• Short problem: Print each of the entries exactly, leaving nothing out.

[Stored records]
........

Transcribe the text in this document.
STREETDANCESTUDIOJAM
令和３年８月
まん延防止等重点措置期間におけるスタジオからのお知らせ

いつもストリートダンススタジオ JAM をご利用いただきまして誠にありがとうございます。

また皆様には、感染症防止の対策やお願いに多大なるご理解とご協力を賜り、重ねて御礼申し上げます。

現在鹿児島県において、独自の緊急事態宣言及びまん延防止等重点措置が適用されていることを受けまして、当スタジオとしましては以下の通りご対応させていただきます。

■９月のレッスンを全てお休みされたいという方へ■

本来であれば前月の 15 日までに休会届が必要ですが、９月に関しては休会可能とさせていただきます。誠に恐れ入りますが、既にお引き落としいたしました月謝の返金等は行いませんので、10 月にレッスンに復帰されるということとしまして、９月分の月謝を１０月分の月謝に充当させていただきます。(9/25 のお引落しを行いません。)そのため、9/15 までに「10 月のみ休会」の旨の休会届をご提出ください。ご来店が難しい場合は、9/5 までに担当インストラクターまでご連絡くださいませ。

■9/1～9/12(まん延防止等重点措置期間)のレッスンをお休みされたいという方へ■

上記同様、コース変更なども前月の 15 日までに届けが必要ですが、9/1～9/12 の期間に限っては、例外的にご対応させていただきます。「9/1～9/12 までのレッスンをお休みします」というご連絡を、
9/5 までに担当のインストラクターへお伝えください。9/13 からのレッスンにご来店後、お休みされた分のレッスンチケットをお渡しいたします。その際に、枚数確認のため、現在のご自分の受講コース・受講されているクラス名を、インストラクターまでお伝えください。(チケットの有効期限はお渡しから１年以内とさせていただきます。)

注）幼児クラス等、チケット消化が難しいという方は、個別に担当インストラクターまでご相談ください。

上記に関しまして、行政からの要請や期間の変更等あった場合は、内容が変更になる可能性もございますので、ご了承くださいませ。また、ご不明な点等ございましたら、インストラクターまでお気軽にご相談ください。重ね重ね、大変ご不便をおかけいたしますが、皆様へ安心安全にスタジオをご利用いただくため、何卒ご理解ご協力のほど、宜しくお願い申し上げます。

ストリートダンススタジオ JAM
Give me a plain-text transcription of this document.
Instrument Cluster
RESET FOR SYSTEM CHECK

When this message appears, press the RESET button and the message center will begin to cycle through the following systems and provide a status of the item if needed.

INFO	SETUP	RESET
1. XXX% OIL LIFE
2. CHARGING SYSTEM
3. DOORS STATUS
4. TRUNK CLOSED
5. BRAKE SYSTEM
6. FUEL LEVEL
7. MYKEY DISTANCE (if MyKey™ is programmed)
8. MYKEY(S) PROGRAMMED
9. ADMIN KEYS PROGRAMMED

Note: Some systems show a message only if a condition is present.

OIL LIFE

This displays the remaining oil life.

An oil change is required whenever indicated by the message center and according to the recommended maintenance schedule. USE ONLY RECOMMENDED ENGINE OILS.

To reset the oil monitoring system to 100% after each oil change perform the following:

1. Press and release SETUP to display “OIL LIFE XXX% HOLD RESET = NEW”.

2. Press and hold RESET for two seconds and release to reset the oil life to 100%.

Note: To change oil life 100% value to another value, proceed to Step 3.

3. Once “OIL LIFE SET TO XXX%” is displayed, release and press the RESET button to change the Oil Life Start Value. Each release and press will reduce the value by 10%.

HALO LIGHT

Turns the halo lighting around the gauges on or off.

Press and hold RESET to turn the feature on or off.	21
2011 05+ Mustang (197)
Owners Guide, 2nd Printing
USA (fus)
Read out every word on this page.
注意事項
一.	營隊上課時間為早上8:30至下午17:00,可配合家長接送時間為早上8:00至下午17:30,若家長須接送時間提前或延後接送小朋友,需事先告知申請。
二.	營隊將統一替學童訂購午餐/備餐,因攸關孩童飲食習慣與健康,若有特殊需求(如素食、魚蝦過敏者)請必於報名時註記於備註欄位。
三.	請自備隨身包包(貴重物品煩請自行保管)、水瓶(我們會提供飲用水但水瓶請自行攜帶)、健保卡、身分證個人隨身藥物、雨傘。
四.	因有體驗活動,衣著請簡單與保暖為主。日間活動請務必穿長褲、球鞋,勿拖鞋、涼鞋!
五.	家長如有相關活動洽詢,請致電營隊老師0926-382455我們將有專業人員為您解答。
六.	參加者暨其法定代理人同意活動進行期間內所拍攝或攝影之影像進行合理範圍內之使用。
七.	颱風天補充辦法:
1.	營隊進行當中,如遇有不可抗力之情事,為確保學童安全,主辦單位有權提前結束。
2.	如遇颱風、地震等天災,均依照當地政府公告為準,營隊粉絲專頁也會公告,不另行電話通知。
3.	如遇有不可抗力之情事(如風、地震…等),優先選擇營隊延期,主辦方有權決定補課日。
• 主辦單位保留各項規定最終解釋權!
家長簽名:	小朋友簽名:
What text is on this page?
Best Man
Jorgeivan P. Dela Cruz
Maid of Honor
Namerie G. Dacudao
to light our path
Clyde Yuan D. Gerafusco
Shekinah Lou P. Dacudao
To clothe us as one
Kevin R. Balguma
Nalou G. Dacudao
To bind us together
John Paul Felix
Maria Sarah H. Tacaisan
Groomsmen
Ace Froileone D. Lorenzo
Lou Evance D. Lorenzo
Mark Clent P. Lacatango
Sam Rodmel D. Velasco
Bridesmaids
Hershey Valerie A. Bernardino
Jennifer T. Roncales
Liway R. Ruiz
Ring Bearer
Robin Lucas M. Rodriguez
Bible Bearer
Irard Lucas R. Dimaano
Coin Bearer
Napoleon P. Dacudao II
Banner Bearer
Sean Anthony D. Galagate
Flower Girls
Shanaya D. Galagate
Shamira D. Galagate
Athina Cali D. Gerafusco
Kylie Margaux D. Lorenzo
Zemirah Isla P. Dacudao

........

• Response below:
Transcribe the text in this document.
STREETDANCESTUDIOJAM
令和３年８月
まん延防止等重点措置期間におけるスタジオからのお知らせ

いつもストリートダンススタジオ JAM をご利用いただきまして誠にありがとうございます。

また皆様には、感染症防止の対策やお願いに多大なるご理解とご協力を賜り、重ねて御礼申し上げます。

現在鹿児島県において、独自の緊急事態宣言及びまん延防止等重点措置が適用されていることを受けまして、当スタジオとしましては以下の通りご対応させていただきます。

■９月のレッスンを全てお休みされたいという方へ■

本来であれば前月の 15 日までに休会届が必要ですが、９月に関しては休会可能とさせていただきます。誠に恐れ入りますが、既にお引き落としいたしました月謝の返金等は行いませんので、10 月にレッスンに復帰されるということとしまして、９月分の月謝を１０月分の月謝に充当させていただきます。(9/25 のお引落しを行いません。)そのため、9/15 までに「10 月のみ休会」の旨の休会届をご提出ください。ご来店が難しい場合は、9/5 までに担当インストラクターまでご連絡くださいませ。

■9/1～9/12(まん延防止等重点措置期間)のレッスンをお休みされたいという方へ■

上記同様、コース変更なども前月の 15 日までに届けが必要ですが、9/1～9/12 の期間に限っては、例外的にご対応させていただきます。「9/1～9/12 までのレッスンをお休みします」というご連絡を、
9/5 までに担当のインストラクターへお伝えください。9/13 からのレッスンにご来店後、お休みされた分のレッスンチケットをお渡しいたします。その際に、枚数確認のため、現在のご自分の受講コース・受講されているクラス名を、インストラクターまでお伝えください。(チケットの有効期限はお渡しから１年以内とさせていただきます。)

注）幼児クラス等、チケット消化が難しいという方は、個別に担当インストラクターまでご相談ください。

上記に関しまして、行政からの要請や期間の変更等あった場合は、内容が変更になる可能性もございますので、ご了承くださいませ。また、ご不明な点等ございましたら、インストラクターまでお気軽にご相談ください。重ね重ね、大変ご不便をおかけいたしますが、皆様へ安心安全にスタジオをご利用いただくため、何卒ご理解ご協力のほど、宜しくお願い申し上げます。

ストリートダンススタジオ JAM
Give me a plain-text transcription of this document.
Instrument Cluster
RESET FOR SYSTEM CHECK

When this message appears, press the RESET button and the message center will begin to cycle through the following systems and provide a status of the item if needed.

INFO	SETUP	RESET
1. XXX% OIL LIFE
2. CHARGING SYSTEM
3. DOORS STATUS
4. TRUNK CLOSED
5. BRAKE SYSTEM
6. FUEL LEVEL
7. MYKEY DISTANCE (if MyKey™ is programmed)
8. MYKEY(S) PROGRAMMED
9. ADMIN KEYS PROGRAMMED

Note: Some systems show a message only if a condition is present.

OIL LIFE

This displays the remaining oil life.

An oil change is required whenever indicated by the message center and according to the recommended maintenance schedule. USE ONLY RECOMMENDED ENGINE OILS.

To reset the oil monitoring system to 100% after each oil change perform the following:

1. Press and release SETUP to display “OIL LIFE XXX% HOLD RESET = NEW”.

2. Press and hold RESET for two seconds and release to reset the oil life to 100%.

Note: To change oil life 100% value to another value, proceed to Step 3.

3. Once “OIL LIFE SET TO XXX%” is displayed, release and press the RESET button to change the Oil Life Start Value. Each release and press will reduce the value by 10%.

HALO LIGHT

Turns the halo lighting around the gauges on or off.

Press and hold RESET to turn the feature on or off.	21
2011 05+ Mustang (197)
Owners Guide, 2nd Printing
USA (fus)
Read out every word on this page.
注意事項
一.	營隊上課時間為早上8:30至下午17:00,可配合家長接送時間為早上8:00至下午17:30,若家長須接送時間提前或延後接送小朋友,需事先告知申請。
二.	營隊將統一替學童訂購午餐/備餐,因攸關孩童飲食習慣與健康,若有特殊需求(如素食、魚蝦過敏者)請必於報名時註記於備註欄位。
三.	請自備隨身包包(貴重物品煩請自行保管)、水瓶(我們會提供飲用水但水瓶請自行攜帶)、健保卡、身分證個人隨身藥物、雨傘。
四.	因有體驗活動,衣著請簡單與保暖為主。日間活動請務必穿長褲、球鞋,勿拖鞋、涼鞋!
五.	家長如有相關活動洽詢,請致電營隊老師0926-382455我們將有專業人員為您解答。
六.	參加者暨其法定代理人同意活動進行期間內所拍攝或攝影之影像進行合理範圍內之使用。
七.	颱風天補充辦法:
1.	營隊進行當中,如遇有不可抗力之情事,為確保學童安全,主辦單位有權提前結束。
2.	如遇颱風、地震等天災,均依照當地政府公告為準,營隊粉絲專頁也會公告,不另行電話通知。
3.	如遇有不可抗力之情事(如風、地震…等),優先選擇營隊延期,主辦方有權決定補課日。
• 主辦單位保留各項規定最終解釋權!
家長簽名:	小朋友簽名:
What text is on this page?
Best Man
Jorgeivan P. Dela Cruz
Maid of Honor
Namerie G. Dacudao
to light our path
Clyde Yuan D. Gerafusco
Shekinah Lou P. Dacudao
To clothe us as one
Kevin R. Balguma
Nalou G. Dacudao
To bind us together
John Paul Felix
Maria Sarah H. Tacaisan
Groomsmen
Ace Froileone D. Lorenzo
Lou Evance D. Lorenzo
Mark Clent P. Lacatango
Sam Rodmel D. Velasco
Bridesmaids
Hershey Valerie A. Bernardino
Jennifer T. Roncales
Liway R. Ruiz
Ring Bearer
Robin Lucas M. Rodriguez
Bible Bearer
Irard Lucas R. Dimaano
Coin Bearer
Napoleon P. Dacudao II
Banner Bearer
Sean Anthony D. Galagate
Flower Girls
Shanaya D. Galagate
Shamira D. Galagate
Athina Cali D. Gerafusco
Kylie Margaux D. Lorenzo
Zemirah Isla P. Dacudao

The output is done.